• **Data provided**
- - - - -

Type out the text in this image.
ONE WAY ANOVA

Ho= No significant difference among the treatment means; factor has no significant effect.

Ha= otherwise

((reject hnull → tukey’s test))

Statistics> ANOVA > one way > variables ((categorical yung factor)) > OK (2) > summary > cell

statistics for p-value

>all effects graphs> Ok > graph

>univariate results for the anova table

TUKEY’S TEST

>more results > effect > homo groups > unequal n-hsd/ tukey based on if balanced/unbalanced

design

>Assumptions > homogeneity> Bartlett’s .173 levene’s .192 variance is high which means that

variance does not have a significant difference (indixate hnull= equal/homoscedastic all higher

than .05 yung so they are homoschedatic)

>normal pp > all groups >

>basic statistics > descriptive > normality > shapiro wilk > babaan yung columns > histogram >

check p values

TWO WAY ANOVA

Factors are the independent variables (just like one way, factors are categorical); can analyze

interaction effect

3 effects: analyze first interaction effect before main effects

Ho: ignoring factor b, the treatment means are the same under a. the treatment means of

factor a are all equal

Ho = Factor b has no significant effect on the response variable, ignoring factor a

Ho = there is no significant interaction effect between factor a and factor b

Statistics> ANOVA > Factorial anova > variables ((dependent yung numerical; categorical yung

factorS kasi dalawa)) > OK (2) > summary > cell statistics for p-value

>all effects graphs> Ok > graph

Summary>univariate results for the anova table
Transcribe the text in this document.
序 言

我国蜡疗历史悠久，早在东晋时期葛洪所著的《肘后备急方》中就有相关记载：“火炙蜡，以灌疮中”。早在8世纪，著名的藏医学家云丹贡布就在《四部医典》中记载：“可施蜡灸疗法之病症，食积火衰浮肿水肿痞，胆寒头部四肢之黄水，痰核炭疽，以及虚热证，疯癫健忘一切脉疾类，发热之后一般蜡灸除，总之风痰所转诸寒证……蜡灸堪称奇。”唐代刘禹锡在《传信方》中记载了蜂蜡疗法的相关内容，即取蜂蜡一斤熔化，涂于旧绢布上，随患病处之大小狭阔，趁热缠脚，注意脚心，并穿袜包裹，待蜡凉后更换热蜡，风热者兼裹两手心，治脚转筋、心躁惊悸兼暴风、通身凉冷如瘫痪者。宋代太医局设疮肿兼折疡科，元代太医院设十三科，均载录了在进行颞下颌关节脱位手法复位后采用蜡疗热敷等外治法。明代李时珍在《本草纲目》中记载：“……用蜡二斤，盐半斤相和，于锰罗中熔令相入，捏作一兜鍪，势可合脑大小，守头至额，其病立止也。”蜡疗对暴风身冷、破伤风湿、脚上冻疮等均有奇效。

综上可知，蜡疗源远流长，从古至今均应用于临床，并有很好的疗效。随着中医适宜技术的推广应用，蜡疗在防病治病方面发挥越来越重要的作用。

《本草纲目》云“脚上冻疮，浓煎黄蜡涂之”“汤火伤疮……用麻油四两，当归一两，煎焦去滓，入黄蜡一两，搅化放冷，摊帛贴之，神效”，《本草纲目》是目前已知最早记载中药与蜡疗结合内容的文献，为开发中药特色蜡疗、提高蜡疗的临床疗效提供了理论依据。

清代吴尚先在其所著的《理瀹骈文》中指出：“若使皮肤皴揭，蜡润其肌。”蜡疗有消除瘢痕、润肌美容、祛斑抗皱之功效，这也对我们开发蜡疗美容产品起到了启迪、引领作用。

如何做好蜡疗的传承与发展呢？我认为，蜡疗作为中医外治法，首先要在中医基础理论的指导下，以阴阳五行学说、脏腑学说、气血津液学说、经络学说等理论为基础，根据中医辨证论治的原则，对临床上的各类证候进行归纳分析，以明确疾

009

- - - - -

• **Short exercise**
Take the material above and return all of it exactly.

• **Full response**
Type out the text in this image.
ONE WAY ANOVA

Ho= No significant difference among the treatment means; factor has no significant effect.

Ha= otherwise

((reject hnull → tukey’s test))

Statistics> ANOVA > one way > variables ((categorical yung factor)) > OK (2) > summary > cell

statistics for p-value

>all effects graphs> Ok > graph

>univariate results for the anova table

TUKEY’S TEST

>more results > effect > homo groups > unequal n-hsd/ tukey based on if balanced/unbalanced

design

>Assumptions > homogeneity> Bartlett’s .173 levene’s .192 variance is high which means that

variance does not have a significant difference (indixate hnull= equal/homoscedastic all higher

than .05 yung so they are homoschedatic)

>normal pp > all groups >

>basic statistics > descriptive > normality > shapiro wilk > babaan yung columns > histogram >

check p values

TWO WAY ANOVA

Factors are the independent variables (just like one way, factors are categorical); can analyze

interaction effect

3 effects: analyze first interaction effect before main effects

Ho: ignoring factor b, the treatment means are the same under a. the treatment means of

factor a are all equal

Ho = Factor b has no significant effect on the response variable, ignoring factor a

Ho = there is no significant interaction effect between factor a and factor b

Statistics> ANOVA > Factorial anova > variables ((dependent yung numerical; categorical yung

factorS kasi dalawa)) > OK (2) > summary > cell statistics for p-value

>all effects graphs> Ok > graph

Summary>univariate results for the anova table
Transcribe the text in this document.
序 言

我国蜡疗历史悠久，早在东晋时期葛洪所著的《肘后备急方》中就有相关记载：“火炙蜡，以灌疮中”。早在8世纪，著名的藏医学家云丹贡布就在《四部医典》中记载：“可施蜡灸疗法之病症，食积火衰浮肿水肿痞，胆寒头部四肢之黄水，痰核炭疽，以及虚热证，疯癫健忘一切脉疾类，发热之后一般蜡灸除，总之风痰所转诸寒证……蜡灸堪称奇。”唐代刘禹锡在《传信方》中记载了蜂蜡疗法的相关内容，即取蜂蜡一斤熔化，涂于旧绢布上，随患病处之大小狭阔，趁热缠脚，注意脚心，并穿袜包裹，待蜡凉后更换热蜡，风热者兼裹两手心，治脚转筋、心躁惊悸兼暴风、通身凉冷如瘫痪者。宋代太医局设疮肿兼折疡科，元代太医院设十三科，均载录了在进行颞下颌关节脱位手法复位后采用蜡疗热敷等外治法。明代李时珍在《本草纲目》中记载：“……用蜡二斤，盐半斤相和，于锰罗中熔令相入，捏作一兜鍪，势可合脑大小，守头至额，其病立止也。”蜡疗对暴风身冷、破伤风湿、脚上冻疮等均有奇效。

综上可知，蜡疗源远流长，从古至今均应用于临床，并有很好的疗效。随着中医适宜技术的推广应用，蜡疗在防病治病方面发挥越来越重要的作用。

《本草纲目》云“脚上冻疮，浓煎黄蜡涂之”“汤火伤疮……用麻油四两，当归一两，煎焦去滓，入黄蜡一两，搅化放冷，摊帛贴之，神效”，《本草纲目》是目前已知最早记载中药与蜡疗结合内容的文献，为开发中药特色蜡疗、提高蜡疗的临床疗效提供了理论依据。

清代吴尚先在其所著的《理瀹骈文》中指出：“若使皮肤皴揭，蜡润其肌。”蜡疗有消除瘢痕、润肌美容、祛斑抗皱之功效，这也对我们开发蜡疗美容产品起到了启迪、引领作用。

如何做好蜡疗的传承与发展呢？我认为，蜡疗作为中医外治法，首先要在中医基础理论的指导下，以阴阳五行学说、脏腑学说、气血津液学说、经络学说等理论为基础，根据中医辨证论治的原则，对临床上的各类证候进行归纳分析，以明确疾

009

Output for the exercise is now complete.